-- BEGIN GIVEN INFORMATION --
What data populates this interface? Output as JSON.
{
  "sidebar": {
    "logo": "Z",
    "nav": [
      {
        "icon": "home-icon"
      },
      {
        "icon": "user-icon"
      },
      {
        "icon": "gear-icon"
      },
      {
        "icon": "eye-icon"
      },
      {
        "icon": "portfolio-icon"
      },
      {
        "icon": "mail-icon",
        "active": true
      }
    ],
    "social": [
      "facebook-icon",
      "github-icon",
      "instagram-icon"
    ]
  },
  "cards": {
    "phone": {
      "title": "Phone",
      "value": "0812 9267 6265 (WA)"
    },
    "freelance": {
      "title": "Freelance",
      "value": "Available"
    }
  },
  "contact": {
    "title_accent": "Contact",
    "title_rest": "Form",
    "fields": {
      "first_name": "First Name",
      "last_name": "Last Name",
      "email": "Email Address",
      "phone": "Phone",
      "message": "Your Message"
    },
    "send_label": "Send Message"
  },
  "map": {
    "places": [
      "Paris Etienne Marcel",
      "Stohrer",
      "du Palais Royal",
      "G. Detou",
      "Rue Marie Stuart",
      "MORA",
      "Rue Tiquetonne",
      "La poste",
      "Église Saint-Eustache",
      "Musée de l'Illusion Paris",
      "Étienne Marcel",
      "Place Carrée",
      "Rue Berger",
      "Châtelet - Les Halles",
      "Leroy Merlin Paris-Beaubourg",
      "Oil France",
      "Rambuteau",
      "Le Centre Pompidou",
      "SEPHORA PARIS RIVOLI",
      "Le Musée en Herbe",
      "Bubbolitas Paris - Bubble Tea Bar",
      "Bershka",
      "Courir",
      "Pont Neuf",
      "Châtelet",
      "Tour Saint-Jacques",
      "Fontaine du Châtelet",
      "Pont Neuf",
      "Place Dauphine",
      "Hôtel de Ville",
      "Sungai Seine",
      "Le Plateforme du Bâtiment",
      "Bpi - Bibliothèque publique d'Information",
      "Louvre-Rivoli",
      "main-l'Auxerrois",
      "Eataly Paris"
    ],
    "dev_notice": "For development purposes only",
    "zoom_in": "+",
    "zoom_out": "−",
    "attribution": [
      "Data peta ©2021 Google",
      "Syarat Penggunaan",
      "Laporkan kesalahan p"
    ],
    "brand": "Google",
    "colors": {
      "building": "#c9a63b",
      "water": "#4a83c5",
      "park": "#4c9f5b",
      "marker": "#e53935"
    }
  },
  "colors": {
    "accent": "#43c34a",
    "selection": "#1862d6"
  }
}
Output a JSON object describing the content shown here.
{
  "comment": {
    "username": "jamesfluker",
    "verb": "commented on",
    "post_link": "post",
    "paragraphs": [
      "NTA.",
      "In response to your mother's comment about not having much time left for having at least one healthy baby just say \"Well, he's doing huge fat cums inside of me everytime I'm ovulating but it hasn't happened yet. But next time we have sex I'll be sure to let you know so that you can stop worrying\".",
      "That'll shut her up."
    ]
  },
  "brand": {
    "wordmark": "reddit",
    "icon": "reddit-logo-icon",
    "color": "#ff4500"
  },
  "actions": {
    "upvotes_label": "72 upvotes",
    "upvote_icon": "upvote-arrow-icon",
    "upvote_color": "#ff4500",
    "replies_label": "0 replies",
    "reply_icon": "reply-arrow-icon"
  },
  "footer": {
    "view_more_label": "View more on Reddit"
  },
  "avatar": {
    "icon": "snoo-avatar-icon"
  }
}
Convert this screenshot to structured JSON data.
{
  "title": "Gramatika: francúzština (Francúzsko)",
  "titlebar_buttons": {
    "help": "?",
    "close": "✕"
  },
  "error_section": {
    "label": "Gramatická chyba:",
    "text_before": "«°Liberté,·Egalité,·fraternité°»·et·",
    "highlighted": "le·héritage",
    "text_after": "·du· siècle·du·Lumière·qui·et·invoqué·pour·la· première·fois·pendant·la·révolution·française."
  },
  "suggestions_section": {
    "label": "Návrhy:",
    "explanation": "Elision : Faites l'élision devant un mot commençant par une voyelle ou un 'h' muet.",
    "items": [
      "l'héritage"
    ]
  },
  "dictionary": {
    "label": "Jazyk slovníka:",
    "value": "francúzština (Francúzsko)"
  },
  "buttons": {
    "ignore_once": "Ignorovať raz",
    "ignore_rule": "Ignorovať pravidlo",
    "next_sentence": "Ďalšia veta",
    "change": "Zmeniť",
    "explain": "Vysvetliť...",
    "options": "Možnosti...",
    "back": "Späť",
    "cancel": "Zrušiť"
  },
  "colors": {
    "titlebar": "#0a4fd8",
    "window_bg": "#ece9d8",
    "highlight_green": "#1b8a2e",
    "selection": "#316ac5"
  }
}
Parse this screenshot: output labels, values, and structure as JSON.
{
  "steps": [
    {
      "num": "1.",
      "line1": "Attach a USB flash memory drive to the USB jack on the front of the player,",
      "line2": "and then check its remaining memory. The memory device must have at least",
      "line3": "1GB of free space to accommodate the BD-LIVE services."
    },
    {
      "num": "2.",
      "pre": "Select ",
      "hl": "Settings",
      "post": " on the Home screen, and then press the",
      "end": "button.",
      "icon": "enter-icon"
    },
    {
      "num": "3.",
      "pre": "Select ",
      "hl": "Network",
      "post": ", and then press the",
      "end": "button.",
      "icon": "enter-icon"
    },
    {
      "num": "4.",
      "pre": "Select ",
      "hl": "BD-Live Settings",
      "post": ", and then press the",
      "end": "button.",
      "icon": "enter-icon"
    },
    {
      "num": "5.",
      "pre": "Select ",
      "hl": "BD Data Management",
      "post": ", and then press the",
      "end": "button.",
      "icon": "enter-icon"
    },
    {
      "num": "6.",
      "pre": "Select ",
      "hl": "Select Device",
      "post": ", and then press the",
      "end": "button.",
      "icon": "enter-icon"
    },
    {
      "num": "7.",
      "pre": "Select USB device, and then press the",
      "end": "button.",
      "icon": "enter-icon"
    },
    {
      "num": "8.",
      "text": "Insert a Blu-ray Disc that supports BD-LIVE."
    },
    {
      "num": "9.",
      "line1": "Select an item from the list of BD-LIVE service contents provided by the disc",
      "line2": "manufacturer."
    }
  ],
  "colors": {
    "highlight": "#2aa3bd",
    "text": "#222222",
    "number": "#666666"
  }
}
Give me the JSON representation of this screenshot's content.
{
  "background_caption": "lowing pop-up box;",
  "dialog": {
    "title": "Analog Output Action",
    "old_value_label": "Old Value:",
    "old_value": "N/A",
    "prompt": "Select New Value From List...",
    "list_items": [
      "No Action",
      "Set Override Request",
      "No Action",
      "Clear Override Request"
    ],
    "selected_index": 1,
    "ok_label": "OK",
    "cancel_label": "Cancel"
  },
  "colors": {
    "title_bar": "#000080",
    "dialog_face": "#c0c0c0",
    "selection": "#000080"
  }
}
-- END GIVEN INFORMATION --
(WHAT THE TASK REQUIRES) Print every line of the records exactly. Omit nothing.

(SOLUTION TO THIS PROBLEM)
What data populates this interface? Output as JSON.
{
  "sidebar": {
    "logo": "Z",
    "nav": [
      {
        "icon": "home-icon"
      },
      {
        "icon": "user-icon"
      },
      {
        "icon": "gear-icon"
      },
      {
        "icon": "eye-icon"
      },
      {
        "icon": "portfolio-icon"
      },
      {
        "icon": "mail-icon",
        "active": true
      }
    ],
    "social": [
      "facebook-icon",
      "github-icon",
      "instagram-icon"
    ]
  },
  "cards": {
    "phone": {
      "title": "Phone",
      "value": "0812 9267 6265 (WA)"
    },
    "freelance": {
      "title": "Freelance",
      "value": "Available"
    }
  },
  "contact": {
    "title_accent": "Contact",
    "title_rest": "Form",
    "fields": {
      "first_name": "First Name",
      "last_name": "Last Name",
      "email": "Email Address",
      "phone": "Phone",
      "message": "Your Message"
    },
    "send_label": "Send Message"
  },
  "map": {
    "places": [
      "Paris Etienne Marcel",
      "Stohrer",
      "du Palais Royal",
      "G. Detou",
      "Rue Marie Stuart",
      "MORA",
      "Rue Tiquetonne",
      "La poste",
      "Église Saint-Eustache",
      "Musée de l'Illusion Paris",
      "Étienne Marcel",
      "Place Carrée",
      "Rue Berger",
      "Châtelet - Les Halles",
      "Leroy Merlin Paris-Beaubourg",
      "Oil France",
      "Rambuteau",
      "Le Centre Pompidou",
      "SEPHORA PARIS RIVOLI",
      "Le Musée en Herbe",
      "Bubbolitas Paris - Bubble Tea Bar",
      "Bershka",
      "Courir",
      "Pont Neuf",
      "Châtelet",
      "Tour Saint-Jacques",
      "Fontaine du Châtelet",
      "Pont Neuf",
      "Place Dauphine",
      "Hôtel de Ville",
      "Sungai Seine",
      "Le Plateforme du Bâtiment",
      "Bpi - Bibliothèque publique d'Information",
      "Louvre-Rivoli",
      "main-l'Auxerrois",
      "Eataly Paris"
    ],
    "dev_notice": "For development purposes only",
    "zoom_in": "+",
    "zoom_out": "−",
    "attribution": [
      "Data peta ©2021 Google",
      "Syarat Penggunaan",
      "Laporkan kesalahan p"
    ],
    "brand": "Google",
    "colors": {
      "building": "#c9a63b",
      "water": "#4a83c5",
      "park": "#4c9f5b",
      "marker": "#e53935"
    }
  },
  "colors": {
    "accent": "#43c34a",
    "selection": "#1862d6"
  }
}
Output a JSON object describing the content shown here.
{
  "comment": {
    "username": "jamesfluker",
    "verb": "commented on",
    "post_link": "post",
    "paragraphs": [
      "NTA.",
      "In response to your mother's comment about not having much time left for having at least one healthy baby just say \"Well, he's doing huge fat cums inside of me everytime I'm ovulating but it hasn't happened yet. But next time we have sex I'll be sure to let you know so that you can stop worrying\".",
      "That'll shut her up."
    ]
  },
  "brand": {
    "wordmark": "reddit",
    "icon": "reddit-logo-icon",
    "color": "#ff4500"
  },
  "actions": {
    "upvotes_label": "72 upvotes",
    "upvote_icon": "upvote-arrow-icon",
    "upvote_color": "#ff4500",
    "replies_label": "0 replies",
    "reply_icon": "reply-arrow-icon"
  },
  "footer": {
    "view_more_label": "View more on Reddit"
  },
  "avatar": {
    "icon": "snoo-avatar-icon"
  }
}
Convert this screenshot to structured JSON data.
{
  "title": "Gramatika: francúzština (Francúzsko)",
  "titlebar_buttons": {
    "help": "?",
    "close": "✕"
  },
  "error_section": {
    "label": "Gramatická chyba:",
    "text_before": "«°Liberté,·Egalité,·fraternité°»·et·",
    "highlighted": "le·héritage",
    "text_after": "·du· siècle·du·Lumière·qui·et·invoqué·pour·la· première·fois·pendant·la·révolution·française."
  },
  "suggestions_section": {
    "label": "Návrhy:",
    "explanation": "Elision : Faites l'élision devant un mot commençant par une voyelle ou un 'h' muet.",
    "items": [
      "l'héritage"
    ]
  },
  "dictionary": {
    "label": "Jazyk slovníka:",
    "value": "francúzština (Francúzsko)"
  },
  "buttons": {
    "ignore_once": "Ignorovať raz",
    "ignore_rule": "Ignorovať pravidlo",
    "next_sentence": "Ďalšia veta",
    "change": "Zmeniť",
    "explain": "Vysvetliť...",
    "options": "Možnosti...",
    "back": "Späť",
    "cancel": "Zrušiť"
  },
  "colors": {
    "titlebar": "#0a4fd8",
    "window_bg": "#ece9d8",
    "highlight_green": "#1b8a2e",
    "selection": "#316ac5"
  }
}
Parse this screenshot: output labels, values, and structure as JSON.
{
  "steps": [
    {
      "num": "1.",
      "line1": "Attach a USB flash memory drive to the USB jack on the front of the player,",
      "line2": "and then check its remaining memory. The memory device must have at least",
      "line3": "1GB of free space to accommodate the BD-LIVE services."
    },
    {
      "num": "2.",
      "pre": "Select ",
      "hl": "Settings",
      "post": " on the Home screen, and then press the",
      "end": "button.",
      "icon": "enter-icon"
    },
    {
      "num": "3.",
      "pre": "Select ",
      "hl": "Network",
      "post": ", and then press the",
      "end": "button.",
      "icon": "enter-icon"
    },
    {
      "num": "4.",
      "pre": "Select ",
      "hl": "BD-Live Settings",
      "post": ", and then press the",
      "end": "button.",
      "icon": "enter-icon"
    },
    {
      "num": "5.",
      "pre": "Select ",
      "hl": "BD Data Management",
      "post": ", and then press the",
      "end": "button.",
      "icon": "enter-icon"
    },
    {
      "num": "6.",
      "pre": "Select ",
      "hl": "Select Device",
      "post": ", and then press the",
      "end": "button.",
      "icon": "enter-icon"
    },
    {
      "num": "7.",
      "pre": "Select USB device, and then press the",
      "end": "button.",
      "icon": "enter-icon"
    },
    {
      "num": "8.",
      "text": "Insert a Blu-ray Disc that supports BD-LIVE."
    },
    {
      "num": "9.",
      "line1": "Select an item from the list of BD-LIVE service contents provided by the disc",
      "line2": "manufacturer."
    }
  ],
  "colors": {
    "highlight": "#2aa3bd",
    "text": "#222222",
    "number": "#666666"
  }
}
Give me the JSON representation of this screenshot's content.
{
  "background_caption": "lowing pop-up box;",
  "dialog": {
    "title": "Analog Output Action",
    "old_value_label": "Old Value:",
    "old_value": "N/A",
    "prompt": "Select New Value From List...",
    "list_items": [
      "No Action",
      "Set Override Request",
      "No Action",
      "Clear Override Request"
    ],
    "selected_index": 1,
    "ok_label": "OK",
    "cancel_label": "Cancel"
  },
  "colors": {
    "title_bar": "#000080",
    "dialog_face": "#c0c0c0",
    "selection": "#000080"
  }
}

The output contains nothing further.